• **EXERCISE REQUIREMENTS**:
Extract every entry word for word. Skip the pictures.

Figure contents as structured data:
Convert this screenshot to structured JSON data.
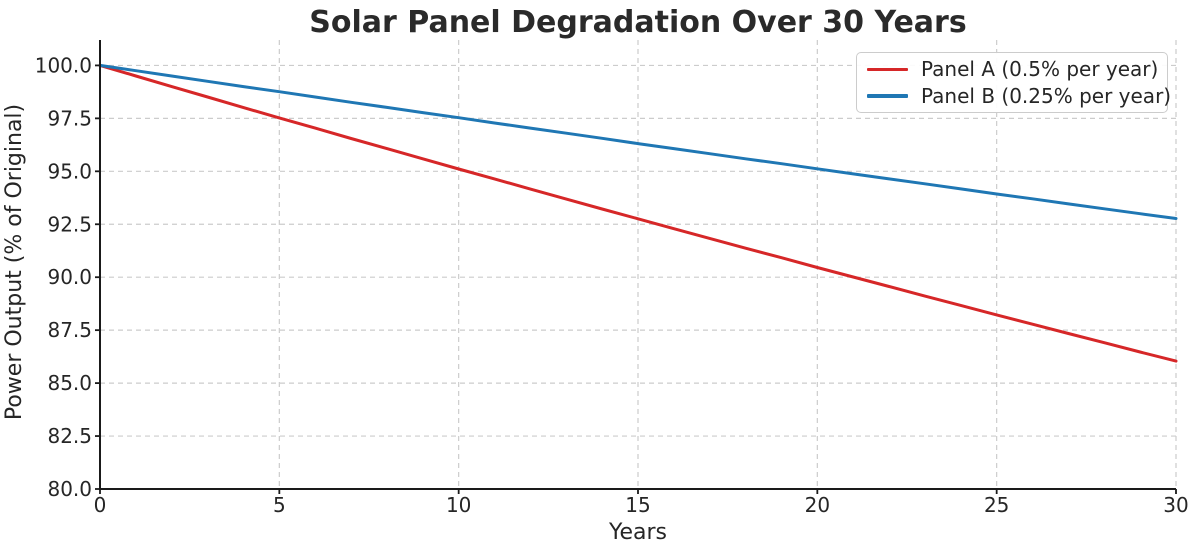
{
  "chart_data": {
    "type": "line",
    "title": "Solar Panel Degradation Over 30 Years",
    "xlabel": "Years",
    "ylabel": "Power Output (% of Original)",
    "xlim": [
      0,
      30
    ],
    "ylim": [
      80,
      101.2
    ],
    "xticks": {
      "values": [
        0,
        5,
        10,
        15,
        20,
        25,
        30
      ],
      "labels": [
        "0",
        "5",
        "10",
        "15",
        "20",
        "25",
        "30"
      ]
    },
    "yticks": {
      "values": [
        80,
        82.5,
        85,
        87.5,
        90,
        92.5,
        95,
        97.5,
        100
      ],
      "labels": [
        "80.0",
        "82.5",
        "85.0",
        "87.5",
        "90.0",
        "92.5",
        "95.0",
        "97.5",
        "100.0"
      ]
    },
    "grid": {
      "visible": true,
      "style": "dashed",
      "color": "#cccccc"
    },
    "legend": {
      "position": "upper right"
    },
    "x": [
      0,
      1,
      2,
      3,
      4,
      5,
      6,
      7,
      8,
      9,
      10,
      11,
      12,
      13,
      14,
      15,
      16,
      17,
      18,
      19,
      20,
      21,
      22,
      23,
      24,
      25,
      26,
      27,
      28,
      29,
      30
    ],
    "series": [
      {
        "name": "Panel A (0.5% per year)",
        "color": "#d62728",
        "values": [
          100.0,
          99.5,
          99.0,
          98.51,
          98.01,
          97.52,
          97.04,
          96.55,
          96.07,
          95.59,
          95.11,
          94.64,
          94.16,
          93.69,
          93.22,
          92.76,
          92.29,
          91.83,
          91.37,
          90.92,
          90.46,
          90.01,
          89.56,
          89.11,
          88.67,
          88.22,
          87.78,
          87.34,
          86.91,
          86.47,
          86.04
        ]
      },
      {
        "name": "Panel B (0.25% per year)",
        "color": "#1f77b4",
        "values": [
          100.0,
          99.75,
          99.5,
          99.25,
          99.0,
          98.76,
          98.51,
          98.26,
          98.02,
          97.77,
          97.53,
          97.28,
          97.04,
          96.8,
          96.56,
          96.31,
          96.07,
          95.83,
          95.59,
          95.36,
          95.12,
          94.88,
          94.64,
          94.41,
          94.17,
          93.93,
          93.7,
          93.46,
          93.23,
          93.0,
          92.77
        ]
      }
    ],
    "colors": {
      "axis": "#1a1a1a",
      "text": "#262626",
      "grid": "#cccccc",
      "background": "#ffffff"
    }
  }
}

• **RESULT FOR THIS TASK**:
Convert this screenshot to structured JSON data.
{
  "chart_data": {
    "type": "line",
    "title": "Solar Panel Degradation Over 30 Years",
    "xlabel": "Years",
    "ylabel": "Power Output (% of Original)",
    "xlim": [
      0,
      30
    ],
    "ylim": [
      80,
      101.2
    ],
    "xticks": {
      "values": [
        0,
        5,
        10,
        15,
        20,
        25,
        30
      ],
      "labels": [
        "0",
        "5",
        "10",
        "15",
        "20",
        "25",
        "30"
      ]
    },
    "yticks": {
      "values": [
        80,
        82.5,
        85,
        87.5,
        90,
        92.5,
        95,
        97.5,
        100
      ],
      "labels": [
        "80.0",
        "82.5",
        "85.0",
        "87.5",
        "90.0",
        "92.5",
        "95.0",
        "97.5",
        "100.0"
      ]
    },
    "grid": {
      "visible": true,
      "style": "dashed",
      "color": "#cccccc"
    },
    "legend": {
      "position": "upper right"
    },
    "x": [
      0,
      1,
      2,
      3,
      4,
      5,
      6,
      7,
      8,
      9,
      10,
      11,
      12,
      13,
      14,
      15,
      16,
      17,
      18,
      19,
      20,
      21,
      22,
      23,
      24,
      25,
      26,
      27,
      28,
      29,
      30
    ],
    "series": [
      {
        "name": "Panel A (0.5% per year)",
        "color": "#d62728",
        "values": [
          100.0,
          99.5,
          99.0,
          98.51,
          98.01,
          97.52,
          97.04,
          96.55,
          96.07,
          95.59,
          95.11,
          94.64,
          94.16,
          93.69,
          93.22,
          92.76,
          92.29,
          91.83,
          91.37,
          90.92,
          90.46,
          90.01,
          89.56,
          89.11,
          88.67,
          88.22,
          87.78,
          87.34,
          86.91,
          86.47,
          86.04
        ]
      },
      {
        "name": "Panel B (0.25% per year)",
        "color": "#1f77b4",
        "values": [
          100.0,
          99.75,
          99.5,
          99.25,
          99.0,
          98.76,
          98.51,
          98.26,
          98.02,
          97.77,
          97.53,
          97.28,
          97.04,
          96.8,
          96.56,
          96.31,
          96.07,
          95.83,
          95.59,
          95.36,
          95.12,
          94.88,
          94.64,
          94.41,
          94.17,
          93.93,
          93.7,
          93.46,
          93.23,
          93.0,
          92.77
        ]
      }
    ],
    "colors": {
      "axis": "#1a1a1a",
      "text": "#262626",
      "grid": "#cccccc",
      "background": "#ffffff"
    }
  }
}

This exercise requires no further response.